◆ **Task directions**: Repeat the entries below exactly as they appear, with no pictures.

(Records from a collection of figures)
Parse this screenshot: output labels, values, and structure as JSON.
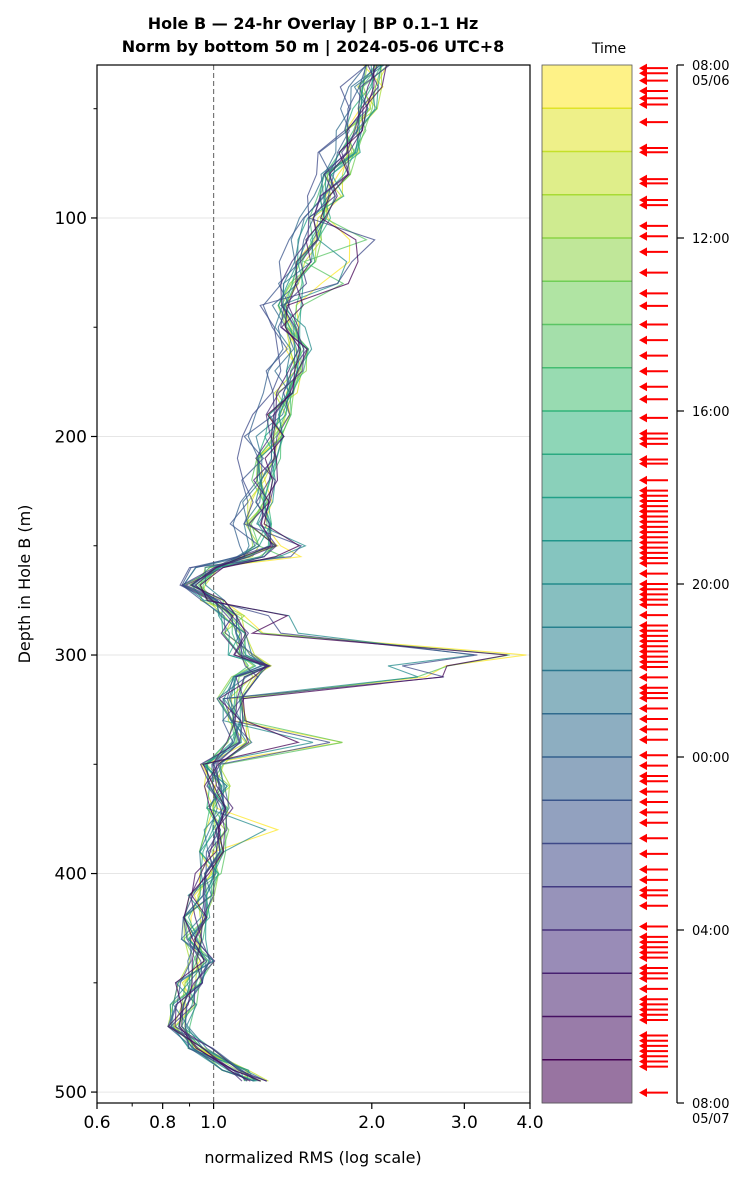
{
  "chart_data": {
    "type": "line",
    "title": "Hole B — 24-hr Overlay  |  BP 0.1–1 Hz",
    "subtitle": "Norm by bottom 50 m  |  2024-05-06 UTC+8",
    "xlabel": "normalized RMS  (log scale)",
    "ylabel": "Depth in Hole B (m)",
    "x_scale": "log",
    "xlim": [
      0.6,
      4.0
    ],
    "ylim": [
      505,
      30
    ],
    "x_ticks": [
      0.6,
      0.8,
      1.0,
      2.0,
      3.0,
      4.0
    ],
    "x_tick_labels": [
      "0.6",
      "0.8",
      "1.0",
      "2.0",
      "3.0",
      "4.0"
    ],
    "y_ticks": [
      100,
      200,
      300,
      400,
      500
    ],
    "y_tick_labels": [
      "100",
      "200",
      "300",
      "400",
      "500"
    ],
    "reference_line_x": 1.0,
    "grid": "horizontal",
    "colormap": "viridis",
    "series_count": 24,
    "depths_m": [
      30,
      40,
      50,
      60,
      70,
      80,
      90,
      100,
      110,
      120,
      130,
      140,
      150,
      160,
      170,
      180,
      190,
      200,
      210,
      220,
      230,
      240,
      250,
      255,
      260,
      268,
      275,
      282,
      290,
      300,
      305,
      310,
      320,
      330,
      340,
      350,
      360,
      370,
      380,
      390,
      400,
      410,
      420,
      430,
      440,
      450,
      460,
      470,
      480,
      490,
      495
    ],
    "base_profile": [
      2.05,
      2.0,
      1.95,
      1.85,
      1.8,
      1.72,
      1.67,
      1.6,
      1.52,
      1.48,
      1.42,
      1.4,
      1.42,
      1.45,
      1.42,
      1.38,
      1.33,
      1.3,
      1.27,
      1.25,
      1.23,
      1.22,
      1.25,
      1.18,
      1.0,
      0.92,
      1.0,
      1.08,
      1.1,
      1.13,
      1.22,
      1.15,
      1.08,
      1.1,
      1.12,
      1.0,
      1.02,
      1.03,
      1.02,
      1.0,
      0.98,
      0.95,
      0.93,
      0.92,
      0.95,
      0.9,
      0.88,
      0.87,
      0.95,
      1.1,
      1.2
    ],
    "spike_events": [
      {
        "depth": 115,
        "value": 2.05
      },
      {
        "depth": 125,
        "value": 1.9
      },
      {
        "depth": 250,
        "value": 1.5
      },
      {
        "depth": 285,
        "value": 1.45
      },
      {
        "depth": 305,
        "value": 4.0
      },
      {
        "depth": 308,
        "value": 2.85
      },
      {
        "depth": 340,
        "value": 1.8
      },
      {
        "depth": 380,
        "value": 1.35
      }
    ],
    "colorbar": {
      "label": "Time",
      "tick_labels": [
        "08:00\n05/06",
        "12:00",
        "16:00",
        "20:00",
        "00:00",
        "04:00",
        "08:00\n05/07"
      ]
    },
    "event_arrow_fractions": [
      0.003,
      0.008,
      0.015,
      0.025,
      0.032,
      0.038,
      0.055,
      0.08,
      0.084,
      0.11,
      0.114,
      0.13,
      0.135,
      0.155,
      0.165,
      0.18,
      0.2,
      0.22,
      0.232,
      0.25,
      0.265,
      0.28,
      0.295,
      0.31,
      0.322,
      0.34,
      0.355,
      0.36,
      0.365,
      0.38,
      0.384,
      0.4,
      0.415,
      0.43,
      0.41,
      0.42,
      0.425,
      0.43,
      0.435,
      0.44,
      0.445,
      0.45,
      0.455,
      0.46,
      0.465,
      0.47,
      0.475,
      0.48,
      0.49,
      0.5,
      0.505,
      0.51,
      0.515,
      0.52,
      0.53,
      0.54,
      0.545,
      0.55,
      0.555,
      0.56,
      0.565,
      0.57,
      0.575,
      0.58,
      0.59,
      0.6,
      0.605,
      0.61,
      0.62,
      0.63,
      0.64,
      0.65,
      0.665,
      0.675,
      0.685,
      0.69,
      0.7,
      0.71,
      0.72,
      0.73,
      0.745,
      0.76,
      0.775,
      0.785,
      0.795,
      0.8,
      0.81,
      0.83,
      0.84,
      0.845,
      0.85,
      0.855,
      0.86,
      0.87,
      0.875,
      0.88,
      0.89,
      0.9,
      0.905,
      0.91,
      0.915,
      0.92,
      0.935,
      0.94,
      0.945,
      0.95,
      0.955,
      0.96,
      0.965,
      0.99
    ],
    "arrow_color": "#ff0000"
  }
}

◆ **Task response**:
Parse this screenshot: output labels, values, and structure as JSON.
{
  "chart_data": {
    "type": "line",
    "title": "Hole B — 24-hr Overlay  |  BP 0.1–1 Hz",
    "subtitle": "Norm by bottom 50 m  |  2024-05-06 UTC+8",
    "xlabel": "normalized RMS  (log scale)",
    "ylabel": "Depth in Hole B (m)",
    "x_scale": "log",
    "xlim": [
      0.6,
      4.0
    ],
    "ylim": [
      505,
      30
    ],
    "x_ticks": [
      0.6,
      0.8,
      1.0,
      2.0,
      3.0,
      4.0
    ],
    "x_tick_labels": [
      "0.6",
      "0.8",
      "1.0",
      "2.0",
      "3.0",
      "4.0"
    ],
    "y_ticks": [
      100,
      200,
      300,
      400,
      500
    ],
    "y_tick_labels": [
      "100",
      "200",
      "300",
      "400",
      "500"
    ],
    "reference_line_x": 1.0,
    "grid": "horizontal",
    "colormap": "viridis",
    "series_count": 24,
    "depths_m": [
      30,
      40,
      50,
      60,
      70,
      80,
      90,
      100,
      110,
      120,
      130,
      140,
      150,
      160,
      170,
      180,
      190,
      200,
      210,
      220,
      230,
      240,
      250,
      255,
      260,
      268,
      275,
      282,
      290,
      300,
      305,
      310,
      320,
      330,
      340,
      350,
      360,
      370,
      380,
      390,
      400,
      410,
      420,
      430,
      440,
      450,
      460,
      470,
      480,
      490,
      495
    ],
    "base_profile": [
      2.05,
      2.0,
      1.95,
      1.85,
      1.8,
      1.72,
      1.67,
      1.6,
      1.52,
      1.48,
      1.42,
      1.4,
      1.42,
      1.45,
      1.42,
      1.38,
      1.33,
      1.3,
      1.27,
      1.25,
      1.23,
      1.22,
      1.25,
      1.18,
      1.0,
      0.92,
      1.0,
      1.08,
      1.1,
      1.13,
      1.22,
      1.15,
      1.08,
      1.1,
      1.12,
      1.0,
      1.02,
      1.03,
      1.02,
      1.0,
      0.98,
      0.95,
      0.93,
      0.92,
      0.95,
      0.9,
      0.88,
      0.87,
      0.95,
      1.1,
      1.2
    ],
    "spike_events": [
      {
        "depth": 115,
        "value": 2.05
      },
      {
        "depth": 125,
        "value": 1.9
      },
      {
        "depth": 250,
        "value": 1.5
      },
      {
        "depth": 285,
        "value": 1.45
      },
      {
        "depth": 305,
        "value": 4.0
      },
      {
        "depth": 308,
        "value": 2.85
      },
      {
        "depth": 340,
        "value": 1.8
      },
      {
        "depth": 380,
        "value": 1.35
      }
    ],
    "colorbar": {
      "label": "Time",
      "tick_labels": [
        "08:00\n05/06",
        "12:00",
        "16:00",
        "20:00",
        "00:00",
        "04:00",
        "08:00\n05/07"
      ]
    },
    "event_arrow_fractions": [
      0.003,
      0.008,
      0.015,
      0.025,
      0.032,
      0.038,
      0.055,
      0.08,
      0.084,
      0.11,
      0.114,
      0.13,
      0.135,
      0.155,
      0.165,
      0.18,
      0.2,
      0.22,
      0.232,
      0.25,
      0.265,
      0.28,
      0.295,
      0.31,
      0.322,
      0.34,
      0.355,
      0.36,
      0.365,
      0.38,
      0.384,
      0.4,
      0.415,
      0.43,
      0.41,
      0.42,
      0.425,
      0.43,
      0.435,
      0.44,
      0.445,
      0.45,
      0.455,
      0.46,
      0.465,
      0.47,
      0.475,
      0.48,
      0.49,
      0.5,
      0.505,
      0.51,
      0.515,
      0.52,
      0.53,
      0.54,
      0.545,
      0.55,
      0.555,
      0.56,
      0.565,
      0.57,
      0.575,
      0.58,
      0.59,
      0.6,
      0.605,
      0.61,
      0.62,
      0.63,
      0.64,
      0.65,
      0.665,
      0.675,
      0.685,
      0.69,
      0.7,
      0.71,
      0.72,
      0.73,
      0.745,
      0.76,
      0.775,
      0.785,
      0.795,
      0.8,
      0.81,
      0.83,
      0.84,
      0.845,
      0.85,
      0.855,
      0.86,
      0.87,
      0.875,
      0.88,
      0.89,
      0.9,
      0.905,
      0.91,
      0.915,
      0.92,
      0.935,
      0.94,
      0.945,
      0.95,
      0.955,
      0.96,
      0.965,
      0.99
    ],
    "arrow_color": "#ff0000"
  }
}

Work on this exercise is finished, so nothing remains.